| Records excerpted from a collection |
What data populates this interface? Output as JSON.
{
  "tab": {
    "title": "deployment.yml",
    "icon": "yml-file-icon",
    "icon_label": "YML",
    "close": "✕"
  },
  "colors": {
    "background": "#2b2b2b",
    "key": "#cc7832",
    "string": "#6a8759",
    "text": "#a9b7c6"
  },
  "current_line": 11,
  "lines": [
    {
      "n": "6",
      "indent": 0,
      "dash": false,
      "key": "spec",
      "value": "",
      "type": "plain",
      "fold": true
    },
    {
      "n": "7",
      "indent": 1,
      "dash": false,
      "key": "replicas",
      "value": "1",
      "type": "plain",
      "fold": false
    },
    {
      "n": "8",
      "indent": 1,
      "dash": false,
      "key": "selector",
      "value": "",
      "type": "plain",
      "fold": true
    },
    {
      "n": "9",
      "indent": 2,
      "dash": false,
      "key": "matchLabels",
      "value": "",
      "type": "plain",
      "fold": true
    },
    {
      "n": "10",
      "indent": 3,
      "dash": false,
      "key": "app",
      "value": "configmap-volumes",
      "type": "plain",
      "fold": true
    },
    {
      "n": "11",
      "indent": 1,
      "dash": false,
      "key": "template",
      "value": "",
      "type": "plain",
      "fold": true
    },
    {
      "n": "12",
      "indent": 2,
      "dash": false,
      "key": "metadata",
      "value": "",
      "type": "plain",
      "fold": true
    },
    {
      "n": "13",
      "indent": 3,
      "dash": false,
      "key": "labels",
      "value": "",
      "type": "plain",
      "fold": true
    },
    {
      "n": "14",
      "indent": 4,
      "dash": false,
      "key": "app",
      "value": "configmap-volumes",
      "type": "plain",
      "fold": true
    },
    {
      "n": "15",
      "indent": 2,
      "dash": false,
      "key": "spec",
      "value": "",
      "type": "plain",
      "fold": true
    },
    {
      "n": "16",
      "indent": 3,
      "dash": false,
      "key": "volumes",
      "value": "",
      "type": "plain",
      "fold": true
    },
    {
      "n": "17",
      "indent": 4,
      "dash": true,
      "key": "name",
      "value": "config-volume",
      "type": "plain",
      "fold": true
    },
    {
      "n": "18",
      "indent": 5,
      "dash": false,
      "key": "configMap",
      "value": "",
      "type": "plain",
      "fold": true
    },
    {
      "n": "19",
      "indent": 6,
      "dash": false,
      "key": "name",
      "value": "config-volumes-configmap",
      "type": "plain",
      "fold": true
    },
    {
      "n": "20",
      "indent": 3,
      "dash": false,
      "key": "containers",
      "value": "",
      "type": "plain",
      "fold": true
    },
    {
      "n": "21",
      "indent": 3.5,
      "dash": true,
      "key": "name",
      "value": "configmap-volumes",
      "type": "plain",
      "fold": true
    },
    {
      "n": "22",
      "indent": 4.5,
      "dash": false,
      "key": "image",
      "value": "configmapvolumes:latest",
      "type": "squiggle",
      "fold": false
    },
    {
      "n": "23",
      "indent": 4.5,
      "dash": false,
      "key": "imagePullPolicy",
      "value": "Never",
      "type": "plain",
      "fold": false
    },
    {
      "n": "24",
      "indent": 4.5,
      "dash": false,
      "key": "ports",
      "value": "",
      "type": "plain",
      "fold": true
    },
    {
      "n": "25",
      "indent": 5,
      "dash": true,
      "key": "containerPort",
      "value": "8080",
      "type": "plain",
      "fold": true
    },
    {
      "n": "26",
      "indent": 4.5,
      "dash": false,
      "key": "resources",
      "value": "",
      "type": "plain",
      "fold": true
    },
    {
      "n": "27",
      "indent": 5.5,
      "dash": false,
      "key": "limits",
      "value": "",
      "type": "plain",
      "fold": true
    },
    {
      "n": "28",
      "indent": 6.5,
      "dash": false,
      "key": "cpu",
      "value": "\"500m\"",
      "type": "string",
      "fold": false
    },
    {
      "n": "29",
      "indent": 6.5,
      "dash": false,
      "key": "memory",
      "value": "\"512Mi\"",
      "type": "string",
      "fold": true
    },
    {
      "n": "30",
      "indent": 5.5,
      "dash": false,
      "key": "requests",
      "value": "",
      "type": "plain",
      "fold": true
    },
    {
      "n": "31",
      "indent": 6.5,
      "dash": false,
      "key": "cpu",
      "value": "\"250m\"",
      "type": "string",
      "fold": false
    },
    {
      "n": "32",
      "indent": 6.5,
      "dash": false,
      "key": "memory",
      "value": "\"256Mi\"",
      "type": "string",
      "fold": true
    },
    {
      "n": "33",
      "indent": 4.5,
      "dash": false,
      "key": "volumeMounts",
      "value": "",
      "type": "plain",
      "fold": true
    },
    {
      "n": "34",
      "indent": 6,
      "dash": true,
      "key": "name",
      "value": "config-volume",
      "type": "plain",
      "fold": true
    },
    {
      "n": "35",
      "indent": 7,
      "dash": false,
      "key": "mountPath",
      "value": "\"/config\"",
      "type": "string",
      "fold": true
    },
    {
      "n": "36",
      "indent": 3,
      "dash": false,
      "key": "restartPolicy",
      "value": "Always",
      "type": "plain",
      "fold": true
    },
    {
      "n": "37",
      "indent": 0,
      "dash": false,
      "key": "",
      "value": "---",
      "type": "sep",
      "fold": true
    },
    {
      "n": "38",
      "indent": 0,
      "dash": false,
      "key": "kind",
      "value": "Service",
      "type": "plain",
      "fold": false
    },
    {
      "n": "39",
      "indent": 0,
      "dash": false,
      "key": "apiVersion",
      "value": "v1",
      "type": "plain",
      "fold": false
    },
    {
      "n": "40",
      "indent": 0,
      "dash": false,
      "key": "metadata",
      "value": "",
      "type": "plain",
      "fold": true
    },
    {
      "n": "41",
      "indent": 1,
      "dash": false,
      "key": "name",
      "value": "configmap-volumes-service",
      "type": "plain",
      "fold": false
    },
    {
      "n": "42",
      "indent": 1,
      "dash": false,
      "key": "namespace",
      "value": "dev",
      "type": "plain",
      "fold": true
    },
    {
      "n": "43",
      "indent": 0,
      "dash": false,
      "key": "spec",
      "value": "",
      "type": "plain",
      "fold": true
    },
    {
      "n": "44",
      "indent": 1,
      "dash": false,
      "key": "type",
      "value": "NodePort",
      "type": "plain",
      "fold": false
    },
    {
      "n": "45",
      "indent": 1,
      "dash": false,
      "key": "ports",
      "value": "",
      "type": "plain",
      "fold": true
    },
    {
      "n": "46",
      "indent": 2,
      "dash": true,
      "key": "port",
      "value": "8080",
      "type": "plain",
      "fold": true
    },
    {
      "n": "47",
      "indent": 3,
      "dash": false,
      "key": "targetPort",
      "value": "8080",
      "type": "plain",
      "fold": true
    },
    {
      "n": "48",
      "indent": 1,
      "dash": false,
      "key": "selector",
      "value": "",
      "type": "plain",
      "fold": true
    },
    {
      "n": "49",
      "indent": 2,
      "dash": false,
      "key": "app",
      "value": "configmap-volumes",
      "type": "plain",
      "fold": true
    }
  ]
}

| Exercise aim |
All of the material above needs to be retyped word for word.

| Complete response |
What data populates this interface? Output as JSON.
{
  "tab": {
    "title": "deployment.yml",
    "icon": "yml-file-icon",
    "icon_label": "YML",
    "close": "✕"
  },
  "colors": {
    "background": "#2b2b2b",
    "key": "#cc7832",
    "string": "#6a8759",
    "text": "#a9b7c6"
  },
  "current_line": 11,
  "lines": [
    {
      "n": "6",
      "indent": 0,
      "dash": false,
      "key": "spec",
      "value": "",
      "type": "plain",
      "fold": true
    },
    {
      "n": "7",
      "indent": 1,
      "dash": false,
      "key": "replicas",
      "value": "1",
      "type": "plain",
      "fold": false
    },
    {
      "n": "8",
      "indent": 1,
      "dash": false,
      "key": "selector",
      "value": "",
      "type": "plain",
      "fold": true
    },
    {
      "n": "9",
      "indent": 2,
      "dash": false,
      "key": "matchLabels",
      "value": "",
      "type": "plain",
      "fold": true
    },
    {
      "n": "10",
      "indent": 3,
      "dash": false,
      "key": "app",
      "value": "configmap-volumes",
      "type": "plain",
      "fold": true
    },
    {
      "n": "11",
      "indent": 1,
      "dash": false,
      "key": "template",
      "value": "",
      "type": "plain",
      "fold": true
    },
    {
      "n": "12",
      "indent": 2,
      "dash": false,
      "key": "metadata",
      "value": "",
      "type": "plain",
      "fold": true
    },
    {
      "n": "13",
      "indent": 3,
      "dash": false,
      "key": "labels",
      "value": "",
      "type": "plain",
      "fold": true
    },
    {
      "n": "14",
      "indent": 4,
      "dash": false,
      "key": "app",
      "value": "configmap-volumes",
      "type": "plain",
      "fold": true
    },
    {
      "n": "15",
      "indent": 2,
      "dash": false,
      "key": "spec",
      "value": "",
      "type": "plain",
      "fold": true
    },
    {
      "n": "16",
      "indent": 3,
      "dash": false,
      "key": "volumes",
      "value": "",
      "type": "plain",
      "fold": true
    },
    {
      "n": "17",
      "indent": 4,
      "dash": true,
      "key": "name",
      "value": "config-volume",
      "type": "plain",
      "fold": true
    },
    {
      "n": "18",
      "indent": 5,
      "dash": false,
      "key": "configMap",
      "value": "",
      "type": "plain",
      "fold": true
    },
    {
      "n": "19",
      "indent": 6,
      "dash": false,
      "key": "name",
      "value": "config-volumes-configmap",
      "type": "plain",
      "fold": true
    },
    {
      "n": "20",
      "indent": 3,
      "dash": false,
      "key": "containers",
      "value": "",
      "type": "plain",
      "fold": true
    },
    {
      "n": "21",
      "indent": 3.5,
      "dash": true,
      "key": "name",
      "value": "configmap-volumes",
      "type": "plain",
      "fold": true
    },
    {
      "n": "22",
      "indent": 4.5,
      "dash": false,
      "key": "image",
      "value": "configmapvolumes:latest",
      "type": "squiggle",
      "fold": false
    },
    {
      "n": "23",
      "indent": 4.5,
      "dash": false,
      "key": "imagePullPolicy",
      "value": "Never",
      "type": "plain",
      "fold": false
    },
    {
      "n": "24",
      "indent": 4.5,
      "dash": false,
      "key": "ports",
      "value": "",
      "type": "plain",
      "fold": true
    },
    {
      "n": "25",
      "indent": 5,
      "dash": true,
      "key": "containerPort",
      "value": "8080",
      "type": "plain",
      "fold": true
    },
    {
      "n": "26",
      "indent": 4.5,
      "dash": false,
      "key": "resources",
      "value": "",
      "type": "plain",
      "fold": true
    },
    {
      "n": "27",
      "indent": 5.5,
      "dash": false,
      "key": "limits",
      "value": "",
      "type": "plain",
      "fold": true
    },
    {
      "n": "28",
      "indent": 6.5,
      "dash": false,
      "key": "cpu",
      "value": "\"500m\"",
      "type": "string",
      "fold": false
    },
    {
      "n": "29",
      "indent": 6.5,
      "dash": false,
      "key": "memory",
      "value": "\"512Mi\"",
      "type": "string",
      "fold": true
    },
    {
      "n": "30",
      "indent": 5.5,
      "dash": false,
      "key": "requests",
      "value": "",
      "type": "plain",
      "fold": true
    },
    {
      "n": "31",
      "indent": 6.5,
      "dash": false,
      "key": "cpu",
      "value": "\"250m\"",
      "type": "string",
      "fold": false
    },
    {
      "n": "32",
      "indent": 6.5,
      "dash": false,
      "key": "memory",
      "value": "\"256Mi\"",
      "type": "string",
      "fold": true
    },
    {
      "n": "33",
      "indent": 4.5,
      "dash": false,
      "key": "volumeMounts",
      "value": "",
      "type": "plain",
      "fold": true
    },
    {
      "n": "34",
      "indent": 6,
      "dash": true,
      "key": "name",
      "value": "config-volume",
      "type": "plain",
      "fold": true
    },
    {
      "n": "35",
      "indent": 7,
      "dash": false,
      "key": "mountPath",
      "value": "\"/config\"",
      "type": "string",
      "fold": true
    },
    {
      "n": "36",
      "indent": 3,
      "dash": false,
      "key": "restartPolicy",
      "value": "Always",
      "type": "plain",
      "fold": true
    },
    {
      "n": "37",
      "indent": 0,
      "dash": false,
      "key": "",
      "value": "---",
      "type": "sep",
      "fold": true
    },
    {
      "n": "38",
      "indent": 0,
      "dash": false,
      "key": "kind",
      "value": "Service",
      "type": "plain",
      "fold": false
    },
    {
      "n": "39",
      "indent": 0,
      "dash": false,
      "key": "apiVersion",
      "value": "v1",
      "type": "plain",
      "fold": false
    },
    {
      "n": "40",
      "indent": 0,
      "dash": false,
      "key": "metadata",
      "value": "",
      "type": "plain",
      "fold": true
    },
    {
      "n": "41",
      "indent": 1,
      "dash": false,
      "key": "name",
      "value": "configmap-volumes-service",
      "type": "plain",
      "fold": false
    },
    {
      "n": "42",
      "indent": 1,
      "dash": false,
      "key": "namespace",
      "value": "dev",
      "type": "plain",
      "fold": true
    },
    {
      "n": "43",
      "indent": 0,
      "dash": false,
      "key": "spec",
      "value": "",
      "type": "plain",
      "fold": true
    },
    {
      "n": "44",
      "indent": 1,
      "dash": false,
      "key": "type",
      "value": "NodePort",
      "type": "plain",
      "fold": false
    },
    {
      "n": "45",
      "indent": 1,
      "dash": false,
      "key": "ports",
      "value": "",
      "type": "plain",
      "fold": true
    },
    {
      "n": "46",
      "indent": 2,
      "dash": true,
      "key": "port",
      "value": "8080",
      "type": "plain",
      "fold": true
    },
    {
      "n": "47",
      "indent": 3,
      "dash": false,
      "key": "targetPort",
      "value": "8080",
      "type": "plain",
      "fold": true
    },
    {
      "n": "48",
      "indent": 1,
      "dash": false,
      "key": "selector",
      "value": "",
      "type": "plain",
      "fold": true
    },
    {
      "n": "49",
      "indent": 2,
      "dash": false,
      "key": "app",
      "value": "configmap-volumes",
      "type": "plain",
      "fold": true
    }
  ]
}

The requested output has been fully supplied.